Your goal: Scan the data. Collect each line that contains the word "panel".

Given information:
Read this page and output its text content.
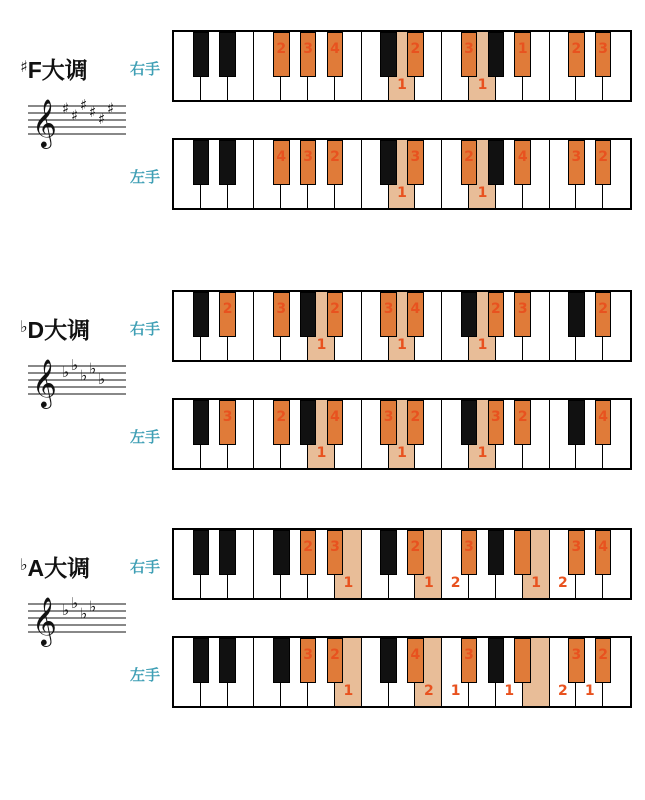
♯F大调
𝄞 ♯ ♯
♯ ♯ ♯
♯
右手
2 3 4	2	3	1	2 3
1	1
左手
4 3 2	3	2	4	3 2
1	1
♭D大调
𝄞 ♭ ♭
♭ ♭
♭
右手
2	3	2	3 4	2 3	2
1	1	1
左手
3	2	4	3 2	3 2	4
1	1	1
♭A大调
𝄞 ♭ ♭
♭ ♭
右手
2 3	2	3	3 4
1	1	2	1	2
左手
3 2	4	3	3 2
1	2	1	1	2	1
* * *
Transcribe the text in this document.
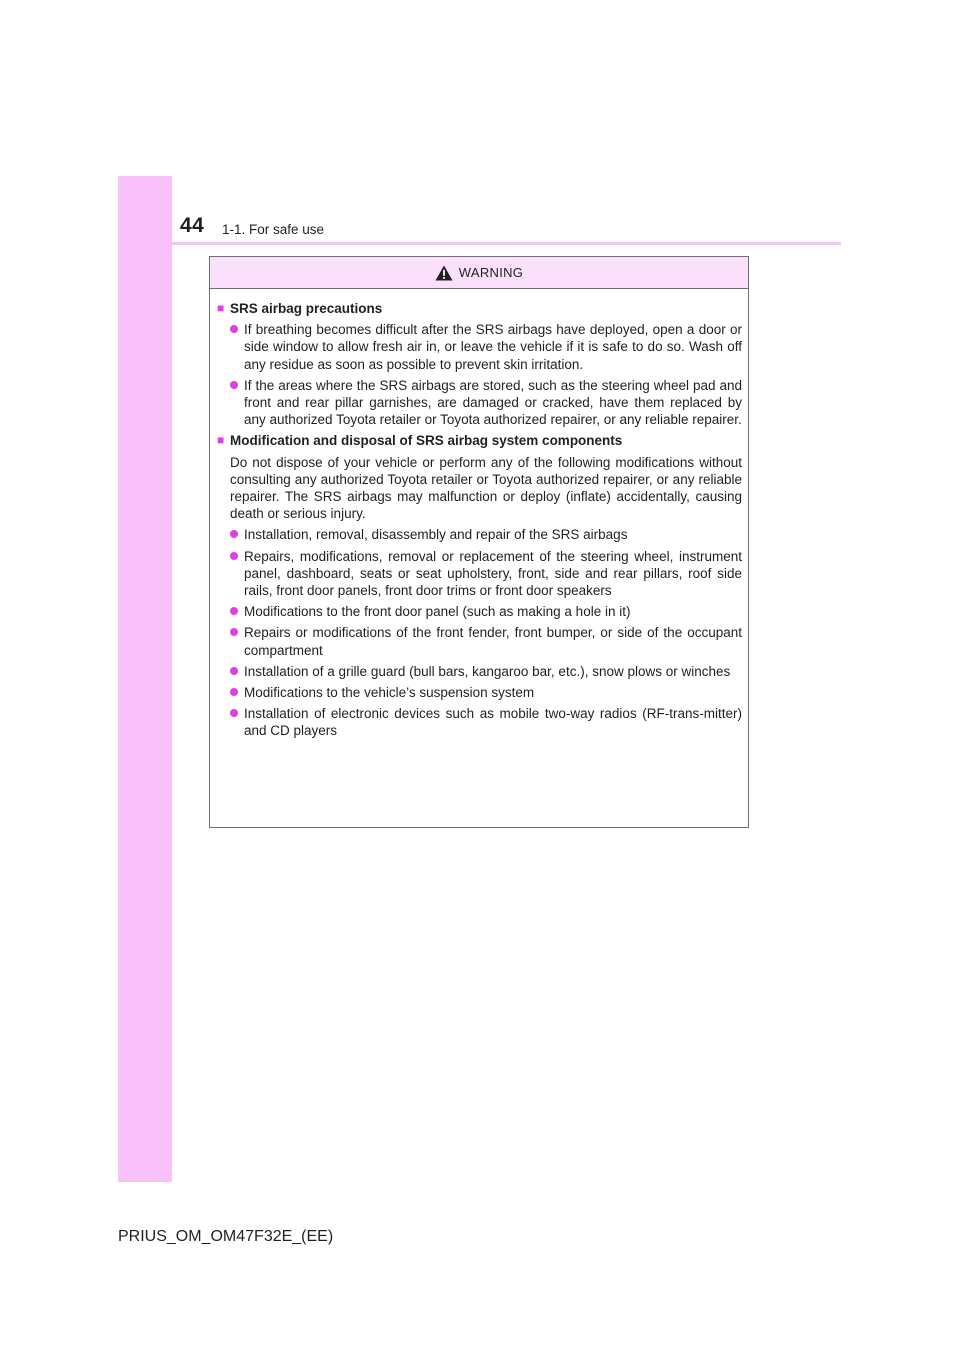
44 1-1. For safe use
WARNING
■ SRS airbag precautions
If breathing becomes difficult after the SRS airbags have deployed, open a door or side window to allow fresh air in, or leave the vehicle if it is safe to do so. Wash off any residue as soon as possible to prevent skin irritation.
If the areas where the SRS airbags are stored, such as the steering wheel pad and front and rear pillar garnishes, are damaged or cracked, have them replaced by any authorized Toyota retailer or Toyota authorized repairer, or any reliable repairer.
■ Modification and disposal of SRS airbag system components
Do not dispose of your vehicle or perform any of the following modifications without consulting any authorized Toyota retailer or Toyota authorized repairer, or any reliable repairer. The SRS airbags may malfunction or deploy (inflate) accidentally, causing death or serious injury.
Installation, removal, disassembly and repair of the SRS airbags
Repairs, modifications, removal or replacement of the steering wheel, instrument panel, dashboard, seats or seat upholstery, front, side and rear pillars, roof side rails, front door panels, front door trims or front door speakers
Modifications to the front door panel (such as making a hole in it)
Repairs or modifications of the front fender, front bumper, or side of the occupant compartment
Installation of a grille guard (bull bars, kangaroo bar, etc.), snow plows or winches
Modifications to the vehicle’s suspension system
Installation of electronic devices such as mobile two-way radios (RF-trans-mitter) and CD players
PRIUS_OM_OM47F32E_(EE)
==
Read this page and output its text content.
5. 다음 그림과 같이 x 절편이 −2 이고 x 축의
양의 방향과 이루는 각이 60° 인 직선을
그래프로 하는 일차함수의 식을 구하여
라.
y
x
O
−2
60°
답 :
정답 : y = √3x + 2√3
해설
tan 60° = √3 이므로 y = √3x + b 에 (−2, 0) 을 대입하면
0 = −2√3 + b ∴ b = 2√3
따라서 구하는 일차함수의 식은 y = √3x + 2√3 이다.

Correct answer:
Repairs, modifications, removal or replacement of the steering wheel, instrument panel, dashboard, seats or seat upholstery, front, side and rear pillars, roof side rails, front door panels, front door trims or front door speakers
Modifications to the front door panel (such as making a hole in it)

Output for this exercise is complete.